Do this:
Convert every line of the items below into a Markdown table with the columns Row and Entry. Skip blank lines and leave the pictures out.

Records of where elements appear:
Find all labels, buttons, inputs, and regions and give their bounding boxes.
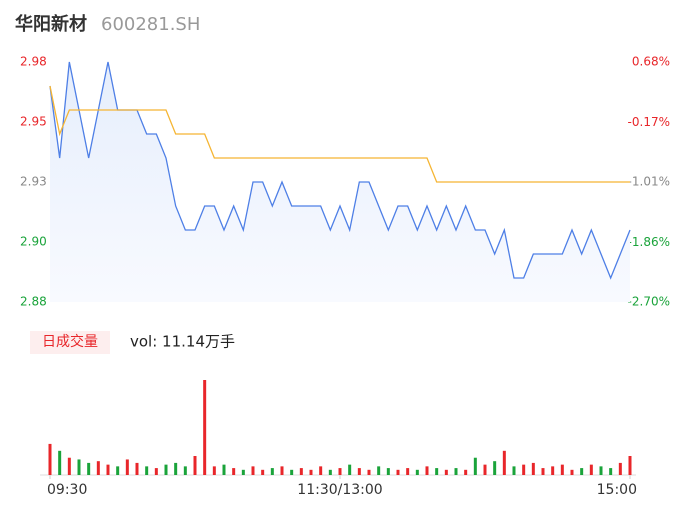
volume-bar bbox=[193, 456, 197, 475]
volume-bar bbox=[570, 469, 574, 475]
y-tick-label: 2.90 bbox=[20, 235, 47, 249]
volume-bar bbox=[541, 468, 545, 475]
y-tick-label: 2.93 bbox=[20, 175, 47, 189]
volume-bar bbox=[106, 464, 110, 475]
volume-bar bbox=[183, 466, 187, 475]
average-line bbox=[49, 85, 630, 183]
price-line bbox=[49, 61, 631, 280]
volume-bar bbox=[328, 469, 332, 475]
legend-box bbox=[30, 331, 110, 354]
volume-bar bbox=[348, 464, 352, 475]
volume-bar bbox=[512, 466, 516, 475]
volume-bar bbox=[396, 469, 400, 475]
volume-bar bbox=[338, 468, 342, 475]
volume-bar bbox=[454, 468, 458, 475]
volume-bar bbox=[502, 450, 506, 475]
volume-bar bbox=[551, 466, 555, 475]
volume-bar bbox=[174, 462, 178, 475]
y2-tick-label: -0.17% bbox=[628, 115, 670, 129]
stock-name: 华阳新材 bbox=[15, 13, 87, 35]
y2-tick-label: -1.86% bbox=[628, 235, 670, 249]
volume-bar bbox=[367, 469, 371, 475]
volume-bar bbox=[251, 466, 255, 475]
volume-bar bbox=[560, 464, 564, 475]
volume-bar bbox=[135, 462, 139, 475]
volume-bar bbox=[261, 469, 265, 475]
volume-bar bbox=[628, 456, 632, 475]
volume-summary: vol: 11.14万手 bbox=[130, 333, 235, 351]
volume-bar bbox=[589, 464, 593, 475]
volume-bar bbox=[531, 462, 535, 475]
volume-bar bbox=[618, 462, 622, 475]
volume-bar bbox=[406, 468, 410, 475]
volume-bar bbox=[48, 443, 52, 475]
volume-bar bbox=[464, 469, 468, 475]
volume-bar bbox=[125, 459, 129, 475]
price-area bbox=[50, 62, 630, 302]
volume-bar bbox=[580, 468, 584, 475]
stock-code: 600281.SH bbox=[101, 14, 200, 35]
volume-bar bbox=[232, 468, 236, 475]
volume-bar bbox=[96, 461, 100, 475]
x-tick-label: 11:30/13:00 bbox=[297, 482, 382, 498]
volume-bar bbox=[116, 466, 120, 475]
volume-bar bbox=[164, 464, 168, 475]
volume-bar bbox=[77, 459, 81, 475]
volume-bar bbox=[357, 468, 361, 475]
y-tick-label: 2.98 bbox=[20, 55, 47, 69]
y-tick-label: 2.88 bbox=[20, 295, 47, 309]
volume-bar bbox=[87, 462, 91, 475]
volume-bar bbox=[299, 468, 303, 475]
volume-bar bbox=[444, 469, 448, 475]
volume-bar bbox=[473, 457, 477, 475]
volume-bar bbox=[241, 469, 245, 475]
volume-bar bbox=[280, 466, 284, 475]
volume-bar bbox=[309, 469, 313, 475]
volume-bar bbox=[270, 468, 274, 475]
volume-bar bbox=[58, 450, 62, 475]
volume-bar bbox=[290, 469, 294, 475]
volume-bar bbox=[425, 466, 429, 475]
volume-bar bbox=[522, 464, 526, 475]
volume-bar bbox=[203, 380, 207, 475]
y-tick-label: 2.95 bbox=[20, 115, 47, 129]
volume-bar bbox=[386, 468, 390, 475]
volume-bar bbox=[599, 466, 603, 475]
volume-bar bbox=[67, 457, 71, 475]
volume-bar bbox=[319, 466, 323, 475]
volume-bar bbox=[609, 468, 613, 475]
volume-legend: 日成交量 bbox=[42, 333, 98, 350]
volume-bar bbox=[435, 468, 439, 475]
volume-bar bbox=[154, 468, 158, 475]
volume-bar bbox=[222, 464, 226, 475]
y2-tick-label: -1.01% bbox=[628, 175, 670, 189]
volume-bar bbox=[212, 466, 216, 475]
y2-tick-label: -2.70% bbox=[628, 295, 670, 309]
volume-bar bbox=[145, 466, 149, 475]
volume-bar bbox=[377, 466, 381, 475]
y2-tick-label: 0.68% bbox=[632, 55, 670, 69]
volume-bar bbox=[483, 464, 487, 475]
volume-bar bbox=[493, 461, 497, 475]
volume-bar bbox=[415, 469, 419, 475]
x-tick-label: 15:00 bbox=[597, 482, 637, 498]
x-tick-label: 09:30 bbox=[47, 482, 87, 498]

Solution:
| Row | Entry |
|---|---|
| 1 | Find all labels, buttons, inputs, and regions and give their bounding boxes. |
| 2 | volume-bar bbox=[193, 456, 197, 475] |
| 3 | volume-bar bbox=[570, 469, 574, 475] |
| 4 | y-tick-label: 2.90 bbox=[20, 235, 47, 249] |
| 5 | volume-bar bbox=[541, 468, 545, 475] |
| 6 | y-tick-label: 2.93 bbox=[20, 175, 47, 189] |
| 7 | volume-bar bbox=[106, 464, 110, 475] |
| 8 | volume-bar bbox=[183, 466, 187, 475] |
| 9 | average-line bbox=[49, 85, 630, 183] |
| 10 | price-line bbox=[49, 61, 631, 280] |
| 11 | volume-bar bbox=[328, 469, 332, 475] |
| 12 | legend-box bbox=[30, 331, 110, 354] |
| 13 | volume-bar bbox=[348, 464, 352, 475] |
| 14 | volume-bar bbox=[512, 466, 516, 475] |
| 15 | volume-bar bbox=[396, 469, 400, 475] |
| 16 | volume-bar bbox=[338, 468, 342, 475] |
| 17 | volume-bar bbox=[454, 468, 458, 475] |
| 18 | volume-bar bbox=[502, 450, 506, 475] |
| 19 | volume-bar bbox=[551, 466, 555, 475] |
| 20 | volume-bar bbox=[174, 462, 178, 475] |
| 21 | y2-tick-label: -0.17% bbox=[628, 115, 670, 129] |
| 22 | stock-name: 华阳新材 bbox=[15, 13, 87, 35] |
| 23 | y2-tick-label: -1.86% bbox=[628, 235, 670, 249] |
| 24 | volume-bar bbox=[367, 469, 371, 475] |
| 25 | volume-bar bbox=[251, 466, 255, 475] |
| 26 | volume-bar bbox=[560, 464, 564, 475] |
| 27 | volume-bar bbox=[135, 462, 139, 475] |
| 28 | volume-bar bbox=[261, 469, 265, 475] |
| 29 | volume-bar bbox=[628, 456, 632, 475] |
| 30 | volume-summary: vol: 11.14万手 bbox=[130, 333, 235, 351] |
| 31 | volume-bar bbox=[589, 464, 593, 475] |
| 32 | volume-bar bbox=[531, 462, 535, 475] |
| 33 | volume-bar bbox=[618, 462, 622, 475] |
| 34 | volume-bar bbox=[406, 468, 410, 475] |
| 35 | volume-bar bbox=[48, 443, 52, 475] |
| 36 | volume-bar bbox=[464, 469, 468, 475] |
| 37 | volume-bar bbox=[125, 459, 129, 475] |
| 38 | price-area bbox=[50, 62, 630, 302] |
| 39 | volume-bar bbox=[580, 468, 584, 475] |
| 40 | stock-code: 600281.SH bbox=[101, 14, 200, 35] |
| 41 | volume-bar bbox=[232, 468, 236, 475] |
| 42 | volume-bar bbox=[96, 461, 100, 475] |
| 43 | x-tick-label: 11:30/13:00 bbox=[297, 482, 382, 498] |
| 44 | volume-bar bbox=[116, 466, 120, 475] |
| 45 | volume-bar bbox=[164, 464, 168, 475] |
| 46 | volume-bar bbox=[77, 459, 81, 475] |
| 47 | volume-bar bbox=[357, 468, 361, 475] |
| 48 | y-tick-label: 2.98 bbox=[20, 55, 47, 69] |
| 49 | y-tick-label: 2.88 bbox=[20, 295, 47, 309] |
| 50 | volume-bar bbox=[87, 462, 91, 475] |
| 51 | volume-bar bbox=[299, 468, 303, 475] |
| 52 | volume-bar bbox=[444, 469, 448, 475] |
| 53 | volume-bar bbox=[473, 457, 477, 475] |
| 54 | volume-bar bbox=[241, 469, 245, 475] |
| 55 | volume-bar bbox=[280, 466, 284, 475] |
| 56 | volume-bar bbox=[309, 469, 313, 475] |
| 57 | volume-bar bbox=[270, 468, 274, 475] |
| 58 | volume-bar bbox=[58, 450, 62, 475] |
| 59 | volume-bar bbox=[290, 469, 294, 475] |
| 60 | volume-bar bbox=[425, 466, 429, 475] |
| 61 | volume-bar bbox=[522, 464, 526, 475] |
| 62 | volume-bar bbox=[203, 380, 207, 475] |
| 63 | y-tick-label: 2.95 bbox=[20, 115, 47, 129] |
| 64 | volume-bar bbox=[386, 468, 390, 475] |
| 65 | volume-bar bbox=[599, 466, 603, 475] |
| 66 | volume-bar bbox=[67, 457, 71, 475] |
| 67 | volume-bar bbox=[319, 466, 323, 475] |
| 68 | volume-bar bbox=[609, 468, 613, 475] |
| 69 | volume-legend: 日成交量 bbox=[42, 333, 98, 350] |
| 70 | volume-bar bbox=[435, 468, 439, 475] |
| 71 | volume-bar bbox=[154, 468, 158, 475] |
| 72 | volume-bar bbox=[222, 464, 226, 475] |
| 73 | y2-tick-label: -1.01% bbox=[628, 175, 670, 189] |
| 74 | volume-bar bbox=[212, 466, 216, 475] |
| 75 | y2-tick-label: -2.70% bbox=[628, 295, 670, 309] |
| 76 | volume-bar bbox=[145, 466, 149, 475] |
| 77 | volume-bar bbox=[377, 466, 381, 475] |
| 78 | y2-tick-label: 0.68% bbox=[632, 55, 670, 69] |
| 79 | volume-bar bbox=[483, 464, 487, 475] |
| 80 | volume-bar bbox=[493, 461, 497, 475] |
| 81 | volume-bar bbox=[415, 469, 419, 475] |
| 82 | x-tick-label: 15:00 bbox=[597, 482, 637, 498] |
| 83 | x-tick-label: 09:30 bbox=[47, 482, 87, 498] |